--- Exercise inputs ---

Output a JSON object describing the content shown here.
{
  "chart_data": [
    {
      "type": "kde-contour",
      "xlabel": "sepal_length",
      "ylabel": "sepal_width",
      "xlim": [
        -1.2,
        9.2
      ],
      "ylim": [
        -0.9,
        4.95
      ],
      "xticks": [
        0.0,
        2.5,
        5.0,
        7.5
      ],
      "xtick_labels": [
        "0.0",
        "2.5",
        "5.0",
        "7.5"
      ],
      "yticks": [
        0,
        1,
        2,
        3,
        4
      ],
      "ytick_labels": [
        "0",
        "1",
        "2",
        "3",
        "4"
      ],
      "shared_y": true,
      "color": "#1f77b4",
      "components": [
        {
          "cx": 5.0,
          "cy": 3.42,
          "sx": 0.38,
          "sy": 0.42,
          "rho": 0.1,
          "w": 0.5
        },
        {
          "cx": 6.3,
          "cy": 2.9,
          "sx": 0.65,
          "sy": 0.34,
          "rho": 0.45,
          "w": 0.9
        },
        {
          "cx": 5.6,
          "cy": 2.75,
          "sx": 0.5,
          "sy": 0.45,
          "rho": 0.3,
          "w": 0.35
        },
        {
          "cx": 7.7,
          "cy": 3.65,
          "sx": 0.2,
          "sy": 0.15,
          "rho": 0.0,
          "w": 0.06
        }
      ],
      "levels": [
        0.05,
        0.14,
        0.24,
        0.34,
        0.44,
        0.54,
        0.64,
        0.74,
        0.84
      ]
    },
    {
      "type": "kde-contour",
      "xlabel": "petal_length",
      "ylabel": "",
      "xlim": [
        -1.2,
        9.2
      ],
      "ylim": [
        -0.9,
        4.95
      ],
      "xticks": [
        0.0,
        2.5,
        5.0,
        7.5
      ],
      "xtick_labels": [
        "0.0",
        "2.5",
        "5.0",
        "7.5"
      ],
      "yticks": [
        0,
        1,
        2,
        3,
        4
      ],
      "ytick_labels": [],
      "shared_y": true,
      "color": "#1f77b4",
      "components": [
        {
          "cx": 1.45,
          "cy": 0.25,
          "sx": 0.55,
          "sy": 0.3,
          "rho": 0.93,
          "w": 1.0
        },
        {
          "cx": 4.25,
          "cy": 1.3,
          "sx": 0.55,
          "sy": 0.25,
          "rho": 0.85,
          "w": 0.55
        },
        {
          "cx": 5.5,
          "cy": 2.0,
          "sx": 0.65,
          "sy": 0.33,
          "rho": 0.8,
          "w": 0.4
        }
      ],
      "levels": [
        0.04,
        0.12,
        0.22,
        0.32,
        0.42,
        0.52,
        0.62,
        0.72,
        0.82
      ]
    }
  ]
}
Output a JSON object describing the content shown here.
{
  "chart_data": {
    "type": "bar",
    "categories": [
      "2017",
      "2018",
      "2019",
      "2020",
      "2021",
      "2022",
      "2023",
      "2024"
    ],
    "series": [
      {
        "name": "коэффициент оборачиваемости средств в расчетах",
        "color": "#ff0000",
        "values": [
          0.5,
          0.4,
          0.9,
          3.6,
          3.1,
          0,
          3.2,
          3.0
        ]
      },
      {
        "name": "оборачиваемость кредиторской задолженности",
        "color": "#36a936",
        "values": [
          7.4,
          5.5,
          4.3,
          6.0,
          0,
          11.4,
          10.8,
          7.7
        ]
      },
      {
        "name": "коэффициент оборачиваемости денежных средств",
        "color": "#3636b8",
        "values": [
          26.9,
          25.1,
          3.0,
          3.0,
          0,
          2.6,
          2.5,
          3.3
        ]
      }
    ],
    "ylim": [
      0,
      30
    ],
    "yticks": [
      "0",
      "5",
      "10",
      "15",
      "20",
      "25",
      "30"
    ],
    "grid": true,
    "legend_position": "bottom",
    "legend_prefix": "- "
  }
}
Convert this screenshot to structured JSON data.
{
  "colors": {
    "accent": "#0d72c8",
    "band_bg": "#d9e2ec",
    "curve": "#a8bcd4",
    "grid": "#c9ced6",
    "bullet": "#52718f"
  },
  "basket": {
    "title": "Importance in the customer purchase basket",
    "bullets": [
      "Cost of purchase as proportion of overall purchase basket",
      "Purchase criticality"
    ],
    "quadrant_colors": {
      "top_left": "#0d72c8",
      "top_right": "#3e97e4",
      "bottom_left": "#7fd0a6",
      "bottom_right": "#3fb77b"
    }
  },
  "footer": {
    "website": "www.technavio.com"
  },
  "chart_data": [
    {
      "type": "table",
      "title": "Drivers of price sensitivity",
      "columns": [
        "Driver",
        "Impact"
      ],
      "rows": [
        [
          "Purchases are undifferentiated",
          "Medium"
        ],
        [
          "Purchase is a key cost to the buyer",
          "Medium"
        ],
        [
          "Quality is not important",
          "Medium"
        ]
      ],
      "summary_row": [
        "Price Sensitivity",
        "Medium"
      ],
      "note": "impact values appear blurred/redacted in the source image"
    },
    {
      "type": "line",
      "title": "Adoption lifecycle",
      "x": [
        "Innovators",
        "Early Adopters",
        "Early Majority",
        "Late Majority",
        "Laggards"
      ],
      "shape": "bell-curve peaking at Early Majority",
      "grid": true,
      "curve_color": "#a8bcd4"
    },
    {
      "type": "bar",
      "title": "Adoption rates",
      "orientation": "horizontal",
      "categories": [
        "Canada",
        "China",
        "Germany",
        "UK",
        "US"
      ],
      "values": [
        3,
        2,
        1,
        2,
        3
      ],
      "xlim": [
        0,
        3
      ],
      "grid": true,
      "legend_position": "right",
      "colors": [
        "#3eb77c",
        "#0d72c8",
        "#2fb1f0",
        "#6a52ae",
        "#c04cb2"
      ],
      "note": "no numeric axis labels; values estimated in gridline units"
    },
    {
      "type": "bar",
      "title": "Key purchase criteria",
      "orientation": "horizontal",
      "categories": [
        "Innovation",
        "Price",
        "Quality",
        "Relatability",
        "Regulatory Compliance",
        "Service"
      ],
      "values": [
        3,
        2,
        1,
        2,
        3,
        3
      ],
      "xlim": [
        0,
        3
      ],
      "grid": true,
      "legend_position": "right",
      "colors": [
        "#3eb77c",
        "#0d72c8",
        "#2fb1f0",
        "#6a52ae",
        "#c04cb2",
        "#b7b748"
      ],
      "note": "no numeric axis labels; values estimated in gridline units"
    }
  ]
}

---

What to work on: Transcribe every record above exactly as it appears.

Correct result:
Output a JSON object describing the content shown here.
{
  "chart_data": [
    {
      "type": "kde-contour",
      "xlabel": "sepal_length",
      "ylabel": "sepal_width",
      "xlim": [
        -1.2,
        9.2
      ],
      "ylim": [
        -0.9,
        4.95
      ],
      "xticks": [
        0.0,
        2.5,
        5.0,
        7.5
      ],
      "xtick_labels": [
        "0.0",
        "2.5",
        "5.0",
        "7.5"
      ],
      "yticks": [
        0,
        1,
        2,
        3,
        4
      ],
      "ytick_labels": [
        "0",
        "1",
        "2",
        "3",
        "4"
      ],
      "shared_y": true,
      "color": "#1f77b4",
      "components": [
        {
          "cx": 5.0,
          "cy": 3.42,
          "sx": 0.38,
          "sy": 0.42,
          "rho": 0.1,
          "w": 0.5
        },
        {
          "cx": 6.3,
          "cy": 2.9,
          "sx": 0.65,
          "sy": 0.34,
          "rho": 0.45,
          "w": 0.9
        },
        {
          "cx": 5.6,
          "cy": 2.75,
          "sx": 0.5,
          "sy": 0.45,
          "rho": 0.3,
          "w": 0.35
        },
        {
          "cx": 7.7,
          "cy": 3.65,
          "sx": 0.2,
          "sy": 0.15,
          "rho": 0.0,
          "w": 0.06
        }
      ],
      "levels": [
        0.05,
        0.14,
        0.24,
        0.34,
        0.44,
        0.54,
        0.64,
        0.74,
        0.84
      ]
    },
    {
      "type": "kde-contour",
      "xlabel": "petal_length",
      "ylabel": "",
      "xlim": [
        -1.2,
        9.2
      ],
      "ylim": [
        -0.9,
        4.95
      ],
      "xticks": [
        0.0,
        2.5,
        5.0,
        7.5
      ],
      "xtick_labels": [
        "0.0",
        "2.5",
        "5.0",
        "7.5"
      ],
      "yticks": [
        0,
        1,
        2,
        3,
        4
      ],
      "ytick_labels": [],
      "shared_y": true,
      "color": "#1f77b4",
      "components": [
        {
          "cx": 1.45,
          "cy": 0.25,
          "sx": 0.55,
          "sy": 0.3,
          "rho": 0.93,
          "w": 1.0
        },
        {
          "cx": 4.25,
          "cy": 1.3,
          "sx": 0.55,
          "sy": 0.25,
          "rho": 0.85,
          "w": 0.55
        },
        {
          "cx": 5.5,
          "cy": 2.0,
          "sx": 0.65,
          "sy": 0.33,
          "rho": 0.8,
          "w": 0.4
        }
      ],
      "levels": [
        0.04,
        0.12,
        0.22,
        0.32,
        0.42,
        0.52,
        0.62,
        0.72,
        0.82
      ]
    }
  ]
}
Output a JSON object describing the content shown here.
{
  "chart_data": {
    "type": "bar",
    "categories": [
      "2017",
      "2018",
      "2019",
      "2020",
      "2021",
      "2022",
      "2023",
      "2024"
    ],
    "series": [
      {
        "name": "коэффициент оборачиваемости средств в расчетах",
        "color": "#ff0000",
        "values": [
          0.5,
          0.4,
          0.9,
          3.6,
          3.1,
          0,
          3.2,
          3.0
        ]
      },
      {
        "name": "оборачиваемость кредиторской задолженности",
        "color": "#36a936",
        "values": [
          7.4,
          5.5,
          4.3,
          6.0,
          0,
          11.4,
          10.8,
          7.7
        ]
      },
      {
        "name": "коэффициент оборачиваемости денежных средств",
        "color": "#3636b8",
        "values": [
          26.9,
          25.1,
          3.0,
          3.0,
          0,
          2.6,
          2.5,
          3.3
        ]
      }
    ],
    "ylim": [
      0,
      30
    ],
    "yticks": [
      "0",
      "5",
      "10",
      "15",
      "20",
      "25",
      "30"
    ],
    "grid": true,
    "legend_position": "bottom",
    "legend_prefix": "- "
  }
}
Convert this screenshot to structured JSON data.
{
  "colors": {
    "accent": "#0d72c8",
    "band_bg": "#d9e2ec",
    "curve": "#a8bcd4",
    "grid": "#c9ced6",
    "bullet": "#52718f"
  },
  "basket": {
    "title": "Importance in the customer purchase basket",
    "bullets": [
      "Cost of purchase as proportion of overall purchase basket",
      "Purchase criticality"
    ],
    "quadrant_colors": {
      "top_left": "#0d72c8",
      "top_right": "#3e97e4",
      "bottom_left": "#7fd0a6",
      "bottom_right": "#3fb77b"
    }
  },
  "footer": {
    "website": "www.technavio.com"
  },
  "chart_data": [
    {
      "type": "table",
      "title": "Drivers of price sensitivity",
      "columns": [
        "Driver",
        "Impact"
      ],
      "rows": [
        [
          "Purchases are undifferentiated",
          "Medium"
        ],
        [
          "Purchase is a key cost to the buyer",
          "Medium"
        ],
        [
          "Quality is not important",
          "Medium"
        ]
      ],
      "summary_row": [
        "Price Sensitivity",
        "Medium"
      ],
      "note": "impact values appear blurred/redacted in the source image"
    },
    {
      "type": "line",
      "title": "Adoption lifecycle",
      "x": [
        "Innovators",
        "Early Adopters",
        "Early Majority",
        "Late Majority",
        "Laggards"
      ],
      "shape": "bell-curve peaking at Early Majority",
      "grid": true,
      "curve_color": "#a8bcd4"
    },
    {
      "type": "bar",
      "title": "Adoption rates",
      "orientation": "horizontal",
      "categories": [
        "Canada",
        "China",
        "Germany",
        "UK",
        "US"
      ],
      "values": [
        3,
        2,
        1,
        2,
        3
      ],
      "xlim": [
        0,
        3
      ],
      "grid": true,
      "legend_position": "right",
      "colors": [
        "#3eb77c",
        "#0d72c8",
        "#2fb1f0",
        "#6a52ae",
        "#c04cb2"
      ],
      "note": "no numeric axis labels; values estimated in gridline units"
    },
    {
      "type": "bar",
      "title": "Key purchase criteria",
      "orientation": "horizontal",
      "categories": [
        "Innovation",
        "Price",
        "Quality",
        "Relatability",
        "Regulatory Compliance",
        "Service"
      ],
      "values": [
        3,
        2,
        1,
        2,
        3,
        3
      ],
      "xlim": [
        0,
        3
      ],
      "grid": true,
      "legend_position": "right",
      "colors": [
        "#3eb77c",
        "#0d72c8",
        "#2fb1f0",
        "#6a52ae",
        "#c04cb2",
        "#b7b748"
      ],
      "note": "no numeric axis labels; values estimated in gridline units"
    }
  ]
}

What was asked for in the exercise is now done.